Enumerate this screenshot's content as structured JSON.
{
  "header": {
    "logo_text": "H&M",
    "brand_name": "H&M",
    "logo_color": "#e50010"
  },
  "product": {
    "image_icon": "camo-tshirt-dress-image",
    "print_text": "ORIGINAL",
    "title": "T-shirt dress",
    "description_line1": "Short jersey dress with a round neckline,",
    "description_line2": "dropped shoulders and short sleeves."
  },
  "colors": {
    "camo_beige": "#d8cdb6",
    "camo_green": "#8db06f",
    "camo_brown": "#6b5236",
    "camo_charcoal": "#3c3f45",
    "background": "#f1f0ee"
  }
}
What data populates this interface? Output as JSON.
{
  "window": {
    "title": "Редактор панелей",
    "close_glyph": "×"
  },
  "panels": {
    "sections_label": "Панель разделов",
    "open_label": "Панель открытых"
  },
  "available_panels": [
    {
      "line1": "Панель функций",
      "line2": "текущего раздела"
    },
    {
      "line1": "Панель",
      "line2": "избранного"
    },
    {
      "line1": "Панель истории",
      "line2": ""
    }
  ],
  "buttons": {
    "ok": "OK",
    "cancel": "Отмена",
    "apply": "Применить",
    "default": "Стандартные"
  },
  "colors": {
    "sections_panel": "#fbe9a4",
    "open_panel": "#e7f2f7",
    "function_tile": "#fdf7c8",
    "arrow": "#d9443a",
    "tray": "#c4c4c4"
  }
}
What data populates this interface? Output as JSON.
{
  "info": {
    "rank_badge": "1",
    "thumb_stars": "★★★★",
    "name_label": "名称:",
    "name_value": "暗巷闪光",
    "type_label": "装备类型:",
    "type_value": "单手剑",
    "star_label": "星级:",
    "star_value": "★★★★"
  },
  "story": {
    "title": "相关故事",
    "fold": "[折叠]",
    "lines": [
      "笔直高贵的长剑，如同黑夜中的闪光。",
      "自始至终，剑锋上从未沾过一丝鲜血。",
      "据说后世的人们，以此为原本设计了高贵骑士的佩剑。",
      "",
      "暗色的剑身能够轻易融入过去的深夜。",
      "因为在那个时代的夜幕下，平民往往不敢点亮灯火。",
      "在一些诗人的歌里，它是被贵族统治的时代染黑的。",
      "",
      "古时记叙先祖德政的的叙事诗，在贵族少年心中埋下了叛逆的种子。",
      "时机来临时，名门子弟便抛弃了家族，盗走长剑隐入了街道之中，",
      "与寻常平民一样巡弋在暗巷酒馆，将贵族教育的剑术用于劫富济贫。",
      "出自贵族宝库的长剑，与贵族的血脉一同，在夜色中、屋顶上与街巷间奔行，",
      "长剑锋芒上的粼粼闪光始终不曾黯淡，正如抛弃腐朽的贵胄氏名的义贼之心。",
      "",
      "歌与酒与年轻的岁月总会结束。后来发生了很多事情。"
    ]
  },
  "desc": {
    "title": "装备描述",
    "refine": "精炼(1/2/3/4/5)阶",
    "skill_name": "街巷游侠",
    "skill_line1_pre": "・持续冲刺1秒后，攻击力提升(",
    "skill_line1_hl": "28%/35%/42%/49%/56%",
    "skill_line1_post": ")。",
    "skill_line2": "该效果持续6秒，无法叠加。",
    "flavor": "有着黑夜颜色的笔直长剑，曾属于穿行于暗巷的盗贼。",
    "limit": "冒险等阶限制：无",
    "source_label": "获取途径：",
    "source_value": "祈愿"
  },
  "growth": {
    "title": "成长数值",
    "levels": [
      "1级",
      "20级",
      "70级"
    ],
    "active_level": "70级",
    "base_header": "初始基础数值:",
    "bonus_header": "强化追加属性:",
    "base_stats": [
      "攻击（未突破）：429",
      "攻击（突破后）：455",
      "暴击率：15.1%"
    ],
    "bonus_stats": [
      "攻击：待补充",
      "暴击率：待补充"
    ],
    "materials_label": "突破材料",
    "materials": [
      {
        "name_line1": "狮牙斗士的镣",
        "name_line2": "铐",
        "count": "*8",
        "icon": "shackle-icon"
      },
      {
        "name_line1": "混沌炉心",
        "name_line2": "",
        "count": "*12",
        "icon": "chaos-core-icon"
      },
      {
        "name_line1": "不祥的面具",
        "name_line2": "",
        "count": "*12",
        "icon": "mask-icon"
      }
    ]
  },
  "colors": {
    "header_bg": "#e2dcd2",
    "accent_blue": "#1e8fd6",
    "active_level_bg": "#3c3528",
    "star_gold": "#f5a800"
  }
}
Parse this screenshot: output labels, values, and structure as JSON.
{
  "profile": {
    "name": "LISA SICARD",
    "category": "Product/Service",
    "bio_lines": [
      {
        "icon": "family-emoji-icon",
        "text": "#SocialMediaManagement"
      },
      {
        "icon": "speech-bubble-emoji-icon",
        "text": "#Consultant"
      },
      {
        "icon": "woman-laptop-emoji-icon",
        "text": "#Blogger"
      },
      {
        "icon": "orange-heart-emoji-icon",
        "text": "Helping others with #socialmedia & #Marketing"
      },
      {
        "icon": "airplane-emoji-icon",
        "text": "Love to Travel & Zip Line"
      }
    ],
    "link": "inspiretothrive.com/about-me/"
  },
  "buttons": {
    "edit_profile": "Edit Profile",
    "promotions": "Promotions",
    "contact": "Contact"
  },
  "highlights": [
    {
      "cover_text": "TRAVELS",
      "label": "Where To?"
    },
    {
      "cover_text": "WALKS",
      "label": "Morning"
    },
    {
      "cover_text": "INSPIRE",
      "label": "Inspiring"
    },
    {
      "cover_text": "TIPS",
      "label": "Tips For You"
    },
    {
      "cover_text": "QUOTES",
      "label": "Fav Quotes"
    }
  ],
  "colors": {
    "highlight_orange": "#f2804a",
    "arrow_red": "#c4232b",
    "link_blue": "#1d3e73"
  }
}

Instruction: Each line that holds the word "dress" should be extracted from the records.

The solution:
    "image_icon": "camo-tshirt-dress-image",
    "title": "T-shirt dress",
    "description_line1": "Short jersey dress with a round neckline,",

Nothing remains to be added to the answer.